■ Prompt
The line containing "What's the underlying" marks the start; extract exactly from it through the last line of the entries, and omit any pictures.

** start **

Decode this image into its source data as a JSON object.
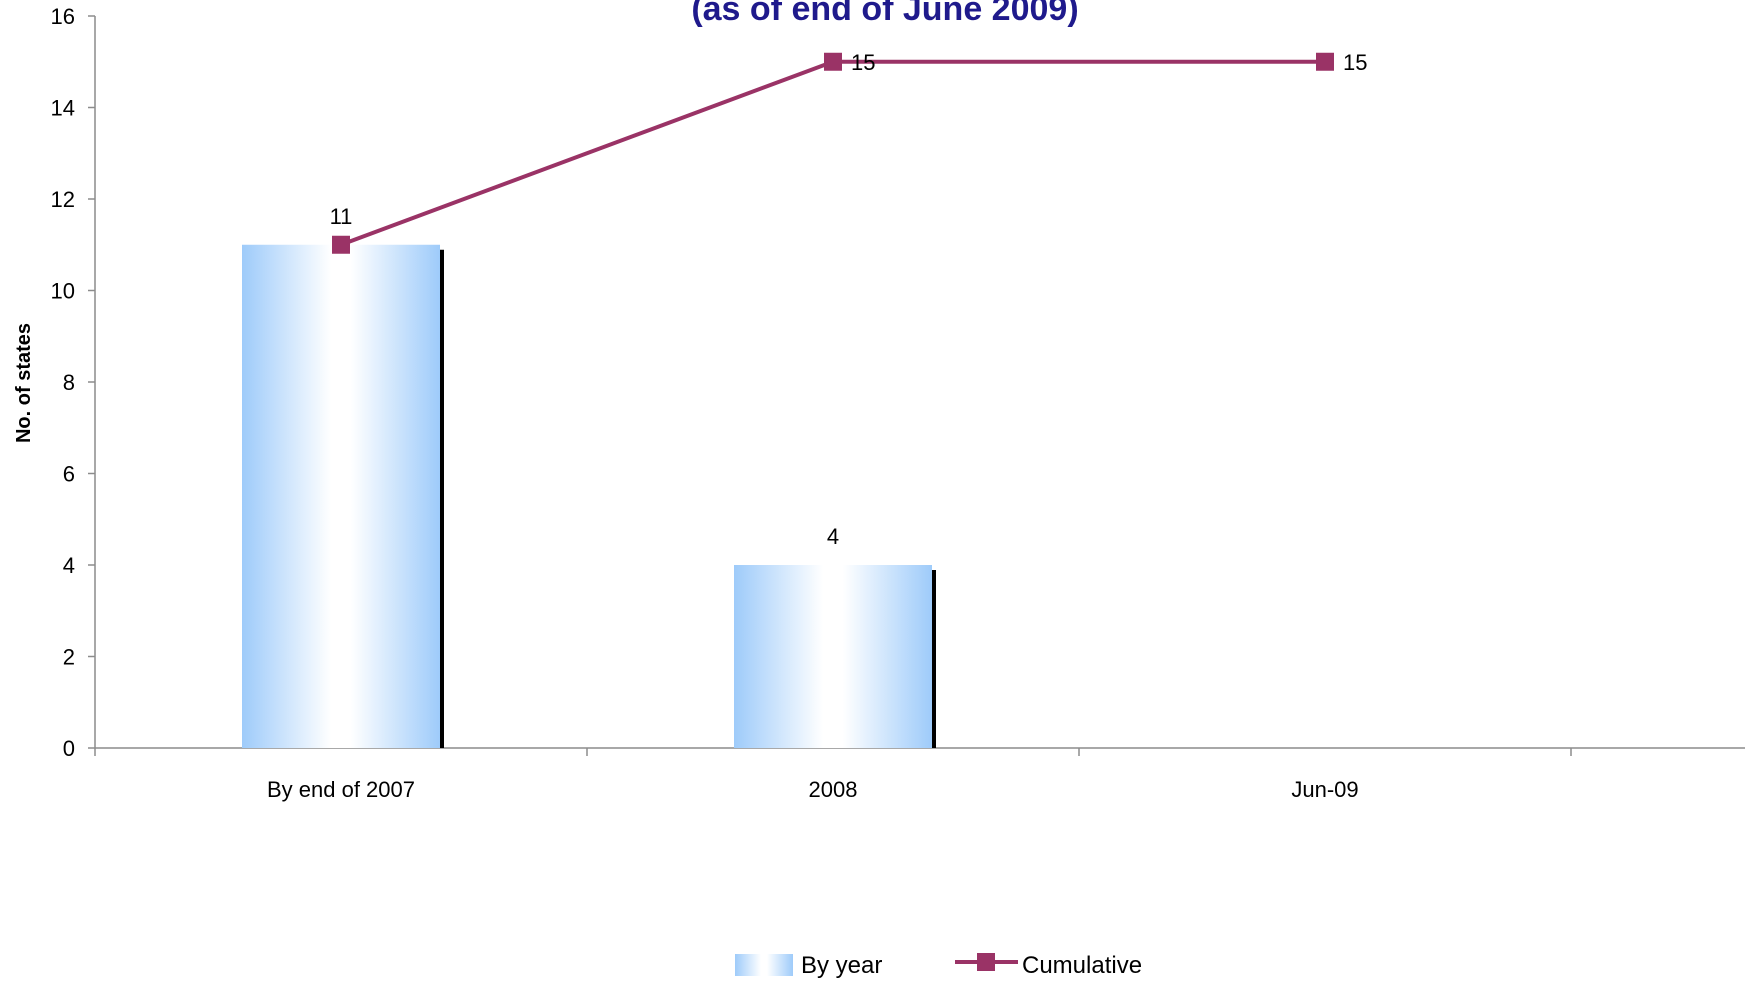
{
  "colors": {
    "title": "#1f1a8c",
    "bar_edge": "#9ecbfa",
    "bar_center": "#ffffff",
    "bar_shadow": "#000000",
    "line": "#9a3366",
    "axis": "#8c8c8c"
  },
  "chart_data": {
    "type": "bar",
    "title": "(as of end of June 2009)",
    "xlabel": "",
    "ylabel": "No. of states",
    "ylim": [
      0,
      16
    ],
    "yticks": [
      0,
      2,
      4,
      6,
      8,
      10,
      12,
      14,
      16
    ],
    "categories": [
      "By end of 2007",
      "2008",
      "Jun-09"
    ],
    "series": [
      {
        "name": "By year",
        "type": "bar",
        "values": [
          11,
          4,
          null
        ],
        "labels": [
          "11",
          "4",
          ""
        ]
      },
      {
        "name": "Cumulative",
        "type": "line",
        "marker": "square",
        "values": [
          11,
          15,
          15
        ],
        "labels": [
          "",
          "15",
          "15"
        ]
      }
    ],
    "legend": "bottom",
    "grid": false
  }
}
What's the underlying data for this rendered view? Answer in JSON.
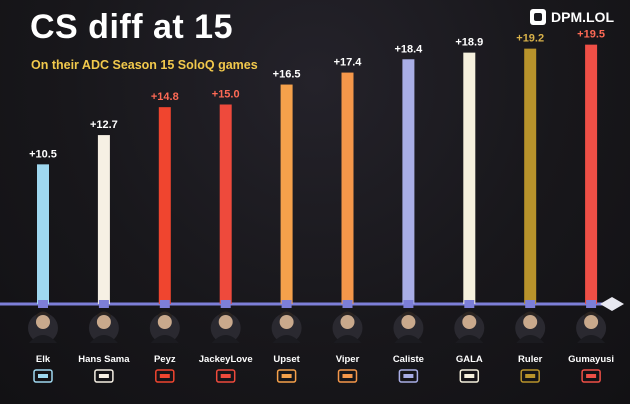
{
  "header": {
    "title": "CS diff at 15",
    "subtitle": "On their ADC Season 15 SoloQ games",
    "brand": "DPM.LOL"
  },
  "colors": {
    "background": "#18171b",
    "axis": "#7d7fd8",
    "subtitle": "#f2c94c"
  },
  "chart_data": {
    "type": "bar",
    "title": "CS diff at 15",
    "subtitle": "On their ADC Season 15 SoloQ games",
    "categories": [
      "Elk",
      "Hans Sama",
      "Peyz",
      "JackeyLove",
      "Upset",
      "Viper",
      "Caliste",
      "GALA",
      "Ruler",
      "Gumayusi"
    ],
    "values": [
      10.5,
      12.7,
      14.8,
      15.0,
      16.5,
      17.4,
      18.4,
      18.9,
      19.2,
      19.5
    ],
    "labels": [
      "+10.5",
      "+12.7",
      "+14.8",
      "+15.0",
      "+16.5",
      "+17.4",
      "+18.4",
      "+18.9",
      "+19.2",
      "+19.5"
    ],
    "bar_colors": [
      "#9fd8f0",
      "#f6f0e4",
      "#f0452f",
      "#ee4a3c",
      "#f5a14b",
      "#f5974a",
      "#a9aee6",
      "#f5f0dd",
      "#b8932b",
      "#ef4f46"
    ],
    "team_icons": [
      "blg-icon",
      "g2-icon",
      "jdg-icon",
      "al-icon",
      "fnatic-icon",
      "hle-icon",
      "kc-icon",
      "ig-icon",
      "geng-icon",
      "t1-icon"
    ],
    "ylim": [
      0,
      20
    ],
    "grid": false,
    "legend": "none"
  }
}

** end **

■ Task solution
What's the underlying data for this rendered view? Answer in JSON.
{
  "header": {
    "title": "CS diff at 15",
    "subtitle": "On their ADC Season 15 SoloQ games",
    "brand": "DPM.LOL"
  },
  "colors": {
    "background": "#18171b",
    "axis": "#7d7fd8",
    "subtitle": "#f2c94c"
  },
  "chart_data": {
    "type": "bar",
    "title": "CS diff at 15",
    "subtitle": "On their ADC Season 15 SoloQ games",
    "categories": [
      "Elk",
      "Hans Sama",
      "Peyz",
      "JackeyLove",
      "Upset",
      "Viper",
      "Caliste",
      "GALA",
      "Ruler",
      "Gumayusi"
    ],
    "values": [
      10.5,
      12.7,
      14.8,
      15.0,
      16.5,
      17.4,
      18.4,
      18.9,
      19.2,
      19.5
    ],
    "labels": [
      "+10.5",
      "+12.7",
      "+14.8",
      "+15.0",
      "+16.5",
      "+17.4",
      "+18.4",
      "+18.9",
      "+19.2",
      "+19.5"
    ],
    "bar_colors": [
      "#9fd8f0",
      "#f6f0e4",
      "#f0452f",
      "#ee4a3c",
      "#f5a14b",
      "#f5974a",
      "#a9aee6",
      "#f5f0dd",
      "#b8932b",
      "#ef4f46"
    ],
    "team_icons": [
      "blg-icon",
      "g2-icon",
      "jdg-icon",
      "al-icon",
      "fnatic-icon",
      "hle-icon",
      "kc-icon",
      "ig-icon",
      "geng-icon",
      "t1-icon"
    ],
    "ylim": [
      0,
      20
    ],
    "grid": false,
    "legend": "none"
  }
}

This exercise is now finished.